Ce livre-synthèse sur l'émergence de l'environnement dans l'agenda politique se révèle incomplet sur la structuration de la gouvernance environnementale mondiale.

Jean-Michel Valantin retrace dans cet ouvrage la montée de la problématique environnementale dans le système de normes internationales contemporain. Les tensions imposées à l'écosystème global par notre mode de production engendrent une multitude de rétroactions de l'environnement, la plus spectaculaire étant celle du changement climatique. L'ampleur et parfois la violence de ces bouleversements remettent en cause l'organisation et la pérennité de nos sociétés basées sur un rapport déséquilibré à l'environnement. La montée des préoccupations environnementales s'accompagne d'une révolution politico-médiatique et conduit à l'émergence de nouveaux types de pouvoirs, qui asseyent leur autorité et leur légitimité sur la prise en compte directe de la norme du respect de l'environnement. Un ouvrage très facile d'accès qui  retrace de manière synthétique et précise l'émergence de l'environnement dans l'agenda politique, mais qui reste étonnamment incomplet sur les problématiques actuelles de structuration de la gouvernance environnementale mondiale.


Le changement climatique et la crise urbaine, catalyseurs d'une prise de conscience générale

Le changement climatique, qui s'impose peu à peu dans l'agenda politique depuis douze ans, est en train de ramener l'environnement au cœur des sociétés humaines et de leurs préoccupations, à travers la mutliplication des phénomènes extrêmes. Les populations et les autorités commencent à comprendre ce changement mais n'ont pas encore mis au point les outils pour y répondre, comme l'a montré la désorganisation politique et sociale totale des autorités américaines lors de la dévastation de la Nouvelle-Orléans par l'ouragan Katrina. La multiplication de ces phénomènes extrêmes et la publication de rapports comme le rapport Stern en 2006 ont engendré une prise de conscience particulièrement aiguë du changement climatique par le secteur de la finance, notamment  de l'assurance et de la réassurance : il existe maintenant un lien de causalité directement établi entre crise environnementale et profitabilité, ce qui pousse les acteurs du capitalisme à vouloir rentabiliser la protection de l'environnement.

La prise de conscience est également renforcée par l'intensification du fait urbain, car l'urbanisation et la concentration des populations entraînent une ponction illimitée sur l'environnement et un rejet de déchets en quantité à un rythme bien supérieur aux capacités d'absorption et de recyclage de l'écosystème. Ceci est particulièrement vrai pour la Chine, qui voit se dégrader à une vitesse accélérée ses ressources naturelles, provoquant une exacerbation des tensions sociales internes, et dont l'empreinte écologique se répercute sur le monde entier. L'environnement est par conséquent entré dans le champ gouvernemental chinois non seulement comme objet politique, car sa dégradation désorganise aujourd'hui gravement la société, mais aussi comme objet d'une nouvelle politique, car ses effets démesurés menacent l'équilibre sociétal et donc la légitimité du gouvernement.

◆ Informations fournies ◆
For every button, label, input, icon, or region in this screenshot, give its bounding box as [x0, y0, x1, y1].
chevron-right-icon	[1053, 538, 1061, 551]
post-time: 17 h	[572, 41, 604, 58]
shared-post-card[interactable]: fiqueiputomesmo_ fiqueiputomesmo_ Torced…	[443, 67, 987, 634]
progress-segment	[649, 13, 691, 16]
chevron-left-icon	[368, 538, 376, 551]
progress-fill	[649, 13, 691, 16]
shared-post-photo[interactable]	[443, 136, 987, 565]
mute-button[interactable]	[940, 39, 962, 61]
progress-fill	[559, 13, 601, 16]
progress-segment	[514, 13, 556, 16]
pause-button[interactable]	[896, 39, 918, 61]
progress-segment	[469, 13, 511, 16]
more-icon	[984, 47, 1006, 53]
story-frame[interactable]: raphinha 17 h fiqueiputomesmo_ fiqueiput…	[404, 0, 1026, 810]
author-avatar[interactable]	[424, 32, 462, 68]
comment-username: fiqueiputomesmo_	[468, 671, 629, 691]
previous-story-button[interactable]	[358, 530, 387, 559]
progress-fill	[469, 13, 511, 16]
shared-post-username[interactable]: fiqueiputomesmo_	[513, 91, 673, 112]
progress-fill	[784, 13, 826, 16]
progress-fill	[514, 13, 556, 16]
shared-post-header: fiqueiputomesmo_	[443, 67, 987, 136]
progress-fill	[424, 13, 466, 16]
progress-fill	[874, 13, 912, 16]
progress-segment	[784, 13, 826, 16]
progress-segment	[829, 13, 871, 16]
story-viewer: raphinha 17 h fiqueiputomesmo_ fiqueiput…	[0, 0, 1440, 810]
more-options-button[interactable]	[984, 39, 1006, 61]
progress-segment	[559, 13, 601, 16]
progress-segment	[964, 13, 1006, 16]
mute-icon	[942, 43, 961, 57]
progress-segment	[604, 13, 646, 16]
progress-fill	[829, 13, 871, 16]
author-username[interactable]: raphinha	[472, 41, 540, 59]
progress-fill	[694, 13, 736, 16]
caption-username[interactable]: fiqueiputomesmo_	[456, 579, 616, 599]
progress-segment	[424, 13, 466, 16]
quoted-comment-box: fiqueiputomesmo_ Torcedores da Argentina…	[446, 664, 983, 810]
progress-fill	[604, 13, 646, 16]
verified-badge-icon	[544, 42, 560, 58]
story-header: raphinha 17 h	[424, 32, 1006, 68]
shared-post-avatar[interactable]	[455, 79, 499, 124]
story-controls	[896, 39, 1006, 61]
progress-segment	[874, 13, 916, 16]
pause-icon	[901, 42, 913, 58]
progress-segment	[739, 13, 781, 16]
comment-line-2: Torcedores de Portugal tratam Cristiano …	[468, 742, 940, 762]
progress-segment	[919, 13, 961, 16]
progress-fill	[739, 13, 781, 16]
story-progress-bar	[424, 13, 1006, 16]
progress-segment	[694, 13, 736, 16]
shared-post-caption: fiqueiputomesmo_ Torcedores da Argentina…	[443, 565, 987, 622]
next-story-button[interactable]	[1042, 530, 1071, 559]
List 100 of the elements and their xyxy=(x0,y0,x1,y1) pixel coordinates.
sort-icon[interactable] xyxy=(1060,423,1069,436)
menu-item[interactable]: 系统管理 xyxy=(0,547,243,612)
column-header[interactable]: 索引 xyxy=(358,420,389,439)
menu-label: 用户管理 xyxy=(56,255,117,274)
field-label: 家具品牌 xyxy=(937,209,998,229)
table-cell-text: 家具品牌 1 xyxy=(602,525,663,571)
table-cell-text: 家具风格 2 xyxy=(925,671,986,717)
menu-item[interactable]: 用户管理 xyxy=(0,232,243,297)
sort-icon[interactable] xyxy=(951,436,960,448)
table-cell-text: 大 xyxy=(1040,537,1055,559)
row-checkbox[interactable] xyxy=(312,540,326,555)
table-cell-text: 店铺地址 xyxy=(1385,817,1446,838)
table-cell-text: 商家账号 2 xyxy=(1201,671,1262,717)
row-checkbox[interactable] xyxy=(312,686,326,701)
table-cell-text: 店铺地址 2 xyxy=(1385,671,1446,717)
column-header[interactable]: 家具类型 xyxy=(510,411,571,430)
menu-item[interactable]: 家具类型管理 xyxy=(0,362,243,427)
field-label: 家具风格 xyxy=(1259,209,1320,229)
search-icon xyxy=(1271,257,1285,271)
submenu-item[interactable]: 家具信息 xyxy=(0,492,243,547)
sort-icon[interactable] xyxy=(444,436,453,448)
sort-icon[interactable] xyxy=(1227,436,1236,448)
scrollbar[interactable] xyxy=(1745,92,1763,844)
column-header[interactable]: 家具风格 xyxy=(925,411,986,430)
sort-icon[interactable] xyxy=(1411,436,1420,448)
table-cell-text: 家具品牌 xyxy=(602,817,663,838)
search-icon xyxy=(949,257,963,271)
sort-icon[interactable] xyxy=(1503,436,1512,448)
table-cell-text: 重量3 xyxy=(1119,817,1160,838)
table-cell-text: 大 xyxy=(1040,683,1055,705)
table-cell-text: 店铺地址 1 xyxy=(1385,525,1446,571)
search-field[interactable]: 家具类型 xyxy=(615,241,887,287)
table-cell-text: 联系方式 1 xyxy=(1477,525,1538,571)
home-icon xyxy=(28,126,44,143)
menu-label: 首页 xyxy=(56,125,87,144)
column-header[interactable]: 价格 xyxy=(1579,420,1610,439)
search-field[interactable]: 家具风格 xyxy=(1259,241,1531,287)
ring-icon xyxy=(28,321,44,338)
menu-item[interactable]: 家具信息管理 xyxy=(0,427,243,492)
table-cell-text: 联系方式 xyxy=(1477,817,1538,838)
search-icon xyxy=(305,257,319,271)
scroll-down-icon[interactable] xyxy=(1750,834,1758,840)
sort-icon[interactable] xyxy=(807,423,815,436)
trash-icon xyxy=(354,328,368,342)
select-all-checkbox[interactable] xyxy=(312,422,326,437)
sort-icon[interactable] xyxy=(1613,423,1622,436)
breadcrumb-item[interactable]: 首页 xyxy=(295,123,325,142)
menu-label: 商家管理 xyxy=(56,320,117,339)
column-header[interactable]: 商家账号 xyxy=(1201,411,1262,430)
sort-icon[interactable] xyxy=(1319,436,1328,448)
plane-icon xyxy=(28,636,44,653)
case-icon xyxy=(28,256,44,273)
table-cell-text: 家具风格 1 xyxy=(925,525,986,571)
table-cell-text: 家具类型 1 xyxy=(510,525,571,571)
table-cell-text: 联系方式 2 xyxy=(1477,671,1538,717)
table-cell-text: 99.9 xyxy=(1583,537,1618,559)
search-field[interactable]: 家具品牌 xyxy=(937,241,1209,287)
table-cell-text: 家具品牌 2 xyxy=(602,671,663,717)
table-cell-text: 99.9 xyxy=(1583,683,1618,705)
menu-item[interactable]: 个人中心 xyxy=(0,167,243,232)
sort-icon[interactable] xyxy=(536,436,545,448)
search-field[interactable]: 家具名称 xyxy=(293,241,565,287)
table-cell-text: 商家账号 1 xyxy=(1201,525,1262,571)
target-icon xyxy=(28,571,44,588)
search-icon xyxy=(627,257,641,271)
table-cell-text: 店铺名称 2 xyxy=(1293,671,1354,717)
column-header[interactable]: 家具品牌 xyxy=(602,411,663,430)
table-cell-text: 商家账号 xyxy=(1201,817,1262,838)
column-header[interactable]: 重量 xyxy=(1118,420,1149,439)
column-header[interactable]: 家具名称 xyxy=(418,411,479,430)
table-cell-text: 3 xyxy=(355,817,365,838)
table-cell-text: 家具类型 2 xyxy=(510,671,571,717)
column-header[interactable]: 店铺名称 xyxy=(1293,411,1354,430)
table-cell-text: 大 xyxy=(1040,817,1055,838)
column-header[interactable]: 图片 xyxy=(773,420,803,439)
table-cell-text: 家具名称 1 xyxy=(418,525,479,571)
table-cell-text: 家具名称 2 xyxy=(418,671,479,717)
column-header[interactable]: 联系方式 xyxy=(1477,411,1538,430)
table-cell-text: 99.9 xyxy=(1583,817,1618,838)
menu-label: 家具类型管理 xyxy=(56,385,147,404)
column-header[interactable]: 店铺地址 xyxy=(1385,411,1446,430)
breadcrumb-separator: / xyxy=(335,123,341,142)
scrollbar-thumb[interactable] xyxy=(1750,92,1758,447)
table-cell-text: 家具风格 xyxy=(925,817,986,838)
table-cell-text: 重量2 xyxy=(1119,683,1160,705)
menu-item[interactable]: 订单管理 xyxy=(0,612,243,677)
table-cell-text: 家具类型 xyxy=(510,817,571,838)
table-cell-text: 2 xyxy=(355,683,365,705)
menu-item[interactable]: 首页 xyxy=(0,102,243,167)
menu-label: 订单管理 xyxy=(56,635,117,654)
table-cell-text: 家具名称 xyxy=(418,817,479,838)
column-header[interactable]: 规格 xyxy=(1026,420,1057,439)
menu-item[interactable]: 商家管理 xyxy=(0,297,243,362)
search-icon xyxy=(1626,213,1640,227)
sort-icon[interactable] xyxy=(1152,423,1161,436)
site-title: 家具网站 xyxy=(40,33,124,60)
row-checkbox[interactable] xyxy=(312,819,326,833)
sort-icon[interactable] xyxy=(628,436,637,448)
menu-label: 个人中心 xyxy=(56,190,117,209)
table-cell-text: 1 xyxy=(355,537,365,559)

◆ Travaux demandés ◆
• A. D'après le compte rendu, quel rapport publié en 2006 a aidé le secteur de la finance à prendre conscience du changement climatique ?
• B. Pour chacune des affirmations suivantes, dites si elle concorde avec le compte rendu, en citant les mots qui tranchent : (i) l'ouvrage y est jugé difficile d'accès ; (ii) le changement climatique s'impose dans l'agenda politique depuis douze ans ; (iii) la Chine voit ses ressources naturelles se dégrader à une vitesse accélérée.
• C. Poursuivez le compte rendu de l'ouvrage sur l'environnement dans l'agenda politique à partir de sa dernière phrase.
Le matériel fourni n'est d'aucune utilité ici.

◆ Résultats par tâche ◆
• A. Le rapport Stern.

• B.
(i) Non : « Un ouvrage très facile d'accès ».
(ii) Oui : « qui s'impose peu à peu dans l'agenda politique depuis douze ans ».
(iii) Oui : « qui voit se dégrader à une vitesse accélérée ses ressources naturelles ».

• C.
Dans les villes des pays émergents ou en développement, la multiplication des bidonvilles liée à l'explosion urbaine renforce la pression humaine sur l'environnement sans pour autant permettre aux populations qui y vivent d'avoir accès aux "services naturels" comme l'eau potable, l'air respirable, les sols productifs. Face à cette relation dysfonctionnelle des villes avec leur environnement, les villes prennent conscience de leur rôle : des politiques locales commencent à être mises en place pour réduire les émissions de Gaz à Effet de Serre (GES) et échanger les bonnes pratiques.

Les conditions environnementales changent donc à un rythme qui excède les facultés d'adaptation humaine. Les sociétés expérimentent de manière violente un "choc du futur", qu’Edward Luttwak qualifie de "paradoxe de la stratégie" : pour se développer, nos sociétés ont mis au point des stratégies ne prenant pas en compte les facteurs internes (de l'environnement) mobilisés, qui la font aujourd'hui déraper. À ce stade de la prise de conscience, un décalage existe encore entre intentions et pratiques, entre attentes déclarées et attentes réelles : les opinions ne sont pas toujours prêtes à modifier leurs comportements pour mettre en œuvre le respect de l'environnement qu'elles appellent de leurs voeux, mais la norme environnementale tend à s'imposer dans les discours.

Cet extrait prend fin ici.